Goal | Copy out each line featuring the string "points" from the entries beneath.

Data tied to figure images |
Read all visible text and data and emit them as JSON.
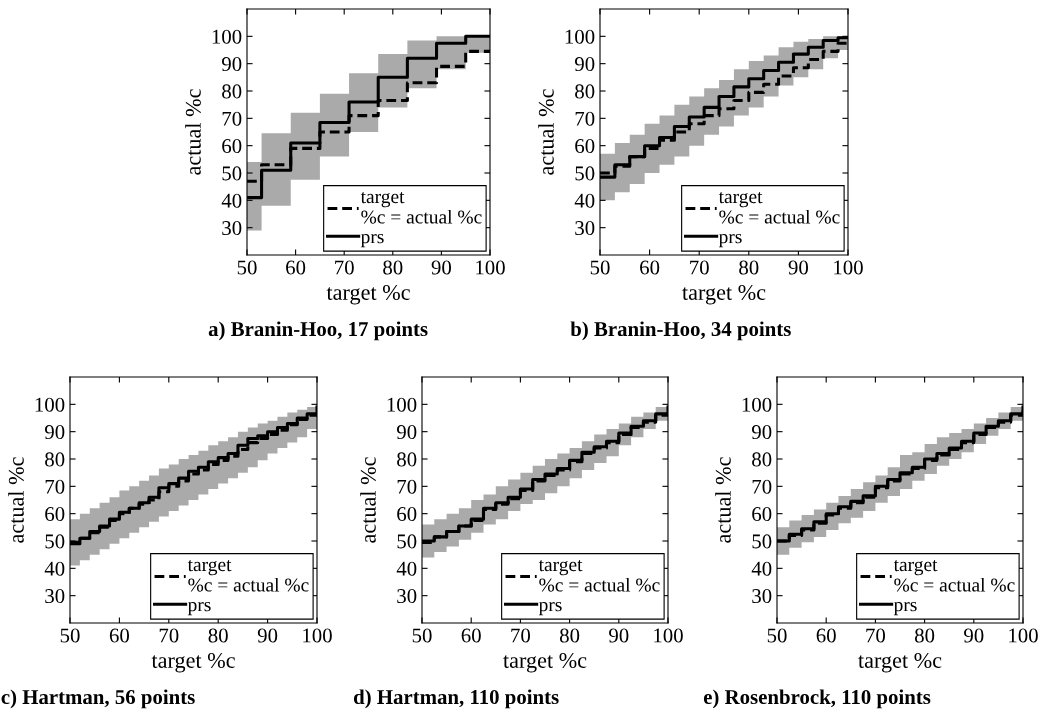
{
  "chart_data": [
    {
      "type": "step",
      "title": "a) Branin-Hoo, 17 points",
      "xlabel": "target %c",
      "ylabel": "actual %c",
      "xlim": [
        50,
        100
      ],
      "ylim": [
        20,
        110
      ],
      "xticks": [
        50,
        60,
        70,
        80,
        90,
        100
      ],
      "yticks": [
        30,
        40,
        50,
        60,
        70,
        80,
        90,
        100
      ],
      "legend": "bottom right",
      "grid": false,
      "x": [
        50,
        53,
        59,
        65,
        71,
        77,
        83,
        89,
        95,
        100
      ],
      "series": [
        {
          "name": "target\n%c = actual %c",
          "color": "#000000",
          "line_style": "dashed",
          "values": [
            47,
            53,
            59,
            65,
            71,
            76.5,
            83,
            89,
            94.5,
            94.5
          ]
        },
        {
          "name": "prs",
          "color": "#000000",
          "line_style": "solid",
          "values": [
            41,
            51,
            61,
            68.5,
            76,
            85,
            92,
            97.5,
            100,
            100
          ],
          "lower": [
            29,
            38,
            47.5,
            56,
            65,
            74,
            81,
            88,
            94,
            94
          ],
          "upper": [
            54,
            64.5,
            72,
            79,
            86.5,
            93.5,
            98.5,
            100,
            100,
            100
          ]
        }
      ]
    },
    {
      "type": "step",
      "title": "b) Branin-Hoo, 34 points",
      "xlabel": "target %c",
      "ylabel": "actual %c",
      "xlim": [
        50,
        100
      ],
      "ylim": [
        20,
        110
      ],
      "xticks": [
        50,
        60,
        70,
        80,
        90,
        100
      ],
      "yticks": [
        30,
        40,
        50,
        60,
        70,
        80,
        90,
        100
      ],
      "legend": "bottom right",
      "grid": false,
      "x": [
        50,
        53,
        56,
        59,
        62,
        65,
        68,
        71,
        74,
        77,
        80,
        83,
        86,
        89,
        92,
        95,
        98,
        100
      ],
      "series": [
        {
          "name": "target\n%c = actual %c",
          "color": "#000000",
          "line_style": "dashed",
          "values": [
            50,
            52.5,
            56,
            59,
            62,
            65,
            68,
            71,
            73.5,
            76.5,
            79.5,
            82.5,
            85.5,
            88.5,
            91.5,
            94.5,
            97.5,
            97.5
          ]
        },
        {
          "name": "prs",
          "color": "#000000",
          "line_style": "solid",
          "values": [
            48.5,
            53,
            56,
            60,
            63,
            67,
            70.5,
            74,
            78,
            81.5,
            84.5,
            87.5,
            90.5,
            93.5,
            96,
            98.5,
            99.5,
            99.5
          ],
          "lower": [
            40,
            43,
            46,
            50,
            53,
            56,
            60,
            64,
            67,
            71,
            74,
            78,
            82,
            85,
            88,
            92,
            95,
            95
          ],
          "upper": [
            57,
            61,
            64,
            68,
            71,
            75,
            78,
            81,
            84,
            88,
            91,
            93,
            96,
            98,
            99,
            100,
            100,
            100
          ]
        }
      ]
    },
    {
      "type": "step",
      "title": "c) Hartman, 56 points",
      "xlabel": "target %c",
      "ylabel": "actual %c",
      "xlim": [
        50,
        100
      ],
      "ylim": [
        20,
        110
      ],
      "xticks": [
        50,
        60,
        70,
        80,
        90,
        100
      ],
      "yticks": [
        30,
        40,
        50,
        60,
        70,
        80,
        90,
        100
      ],
      "legend": "bottom right",
      "grid": false,
      "x": [
        50,
        52,
        54,
        56,
        58,
        60,
        62,
        64,
        66,
        68,
        70,
        72,
        74,
        76,
        78,
        80,
        82,
        84,
        86,
        88,
        90,
        92,
        94,
        96,
        98,
        100
      ],
      "series": [
        {
          "name": "target\n%c = actual %c",
          "color": "#000000",
          "line_style": "dashed",
          "values": [
            49.5,
            51,
            53,
            55,
            57.5,
            60,
            62,
            63.5,
            65,
            68,
            70,
            72,
            74.5,
            76,
            78,
            79.5,
            81,
            83.5,
            86,
            87.5,
            89,
            90.5,
            92.5,
            94.5,
            96,
            98.5
          ]
        },
        {
          "name": "prs",
          "color": "#000000",
          "line_style": "solid",
          "values": [
            49,
            51,
            53.5,
            55.5,
            58,
            60.5,
            62,
            64,
            66,
            69.5,
            71,
            73,
            75.5,
            77,
            79,
            80.5,
            82,
            85,
            87.5,
            88.5,
            90,
            91.5,
            93,
            95,
            96.5,
            99
          ],
          "lower": [
            41,
            43,
            45,
            47,
            49,
            51,
            53,
            55,
            57,
            59,
            61,
            63,
            65,
            67,
            69,
            71,
            73,
            75,
            77,
            79.5,
            82,
            84,
            86,
            88,
            91,
            93
          ],
          "upper": [
            58,
            60,
            62,
            64,
            66,
            68.5,
            70,
            72,
            74,
            76.5,
            78,
            80,
            81.5,
            83,
            85,
            86.5,
            88,
            90,
            91.5,
            93,
            94,
            95.5,
            97,
            98,
            99,
            100
          ]
        }
      ]
    },
    {
      "type": "step",
      "title": "d) Hartman, 110 points",
      "xlabel": "target %c",
      "ylabel": "actual %c",
      "xlim": [
        50,
        100
      ],
      "ylim": [
        20,
        110
      ],
      "xticks": [
        50,
        60,
        70,
        80,
        90,
        100
      ],
      "yticks": [
        30,
        40,
        50,
        60,
        70,
        80,
        90,
        100
      ],
      "legend": "bottom right",
      "grid": false,
      "x": [
        50,
        52.5,
        55,
        57.5,
        60,
        62.5,
        65,
        67.5,
        70,
        72.5,
        75,
        77.5,
        80,
        82.5,
        85,
        87.5,
        90,
        92.5,
        95,
        97.5,
        100
      ],
      "series": [
        {
          "name": "target\n%c = actual %c",
          "color": "#000000",
          "line_style": "dashed",
          "values": [
            49.5,
            51.5,
            53.5,
            55.5,
            57.5,
            61.5,
            63.5,
            65.5,
            68.5,
            72,
            74,
            76,
            79,
            82,
            84,
            86,
            89,
            91.5,
            93.5,
            96,
            98.5
          ]
        },
        {
          "name": "prs",
          "color": "#000000",
          "line_style": "solid",
          "values": [
            50,
            51.5,
            53.5,
            55.5,
            58,
            62,
            64,
            66,
            69,
            72.5,
            74.5,
            76.5,
            79.5,
            82.5,
            84.5,
            86.5,
            89.5,
            92,
            94,
            96.5,
            99
          ],
          "lower": [
            44,
            46,
            48,
            50.5,
            53,
            56,
            58,
            61,
            63.5,
            65,
            67.5,
            70,
            73,
            76,
            78.5,
            81,
            85,
            88,
            91,
            94,
            96
          ],
          "upper": [
            56,
            58,
            60,
            62,
            65,
            67,
            70,
            72.5,
            75,
            77.5,
            80,
            82,
            84,
            86.5,
            89,
            91,
            93,
            95.5,
            97,
            99,
            100
          ]
        }
      ]
    },
    {
      "type": "step",
      "title": "e) Rosenbrock, 110 points",
      "xlabel": "target %c",
      "ylabel": "actual %c",
      "xlim": [
        50,
        100
      ],
      "ylim": [
        20,
        110
      ],
      "xticks": [
        50,
        60,
        70,
        80,
        90,
        100
      ],
      "yticks": [
        30,
        40,
        50,
        60,
        70,
        80,
        90,
        100
      ],
      "legend": "bottom right",
      "grid": false,
      "x": [
        50,
        52.5,
        55,
        57.5,
        60,
        62.5,
        65,
        67.5,
        70,
        72.5,
        75,
        77.5,
        80,
        82.5,
        85,
        87.5,
        90,
        92.5,
        95,
        97.5,
        100
      ],
      "series": [
        {
          "name": "target\n%c = actual %c",
          "color": "#000000",
          "line_style": "dashed",
          "values": [
            50,
            52,
            54,
            56.5,
            59.5,
            62,
            64,
            66,
            69.5,
            72,
            74.5,
            76.5,
            79.5,
            81.5,
            83.5,
            86,
            89,
            91.5,
            93.5,
            96,
            98.5
          ]
        },
        {
          "name": "prs",
          "color": "#000000",
          "line_style": "solid",
          "values": [
            50,
            52.5,
            54.5,
            57,
            60,
            62.5,
            64.5,
            66.5,
            70,
            72.5,
            75,
            77,
            80,
            82,
            84,
            86.5,
            89.5,
            92,
            94,
            96.5,
            99
          ],
          "lower": [
            45,
            47.5,
            49.5,
            51.5,
            54,
            56.5,
            58.5,
            61,
            64,
            66.5,
            69,
            72,
            74.5,
            77.5,
            80,
            82.5,
            85.5,
            88.5,
            91,
            94,
            95.5
          ],
          "upper": [
            55,
            57.5,
            59.5,
            61.5,
            64,
            66.5,
            69,
            71.5,
            74,
            77,
            81.5,
            82.5,
            85.5,
            88,
            89.5,
            91,
            93,
            95,
            97,
            99,
            100
          ]
        }
      ]
    }
  ]
}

Result |
      "title": "a) Branin-Hoo, 17 points",
      "title": "b) Branin-Hoo, 34 points",
      "title": "c) Hartman, 56 points",
      "title": "d) Hartman, 110 points",
      "title": "e) Rosenbrock, 110 points",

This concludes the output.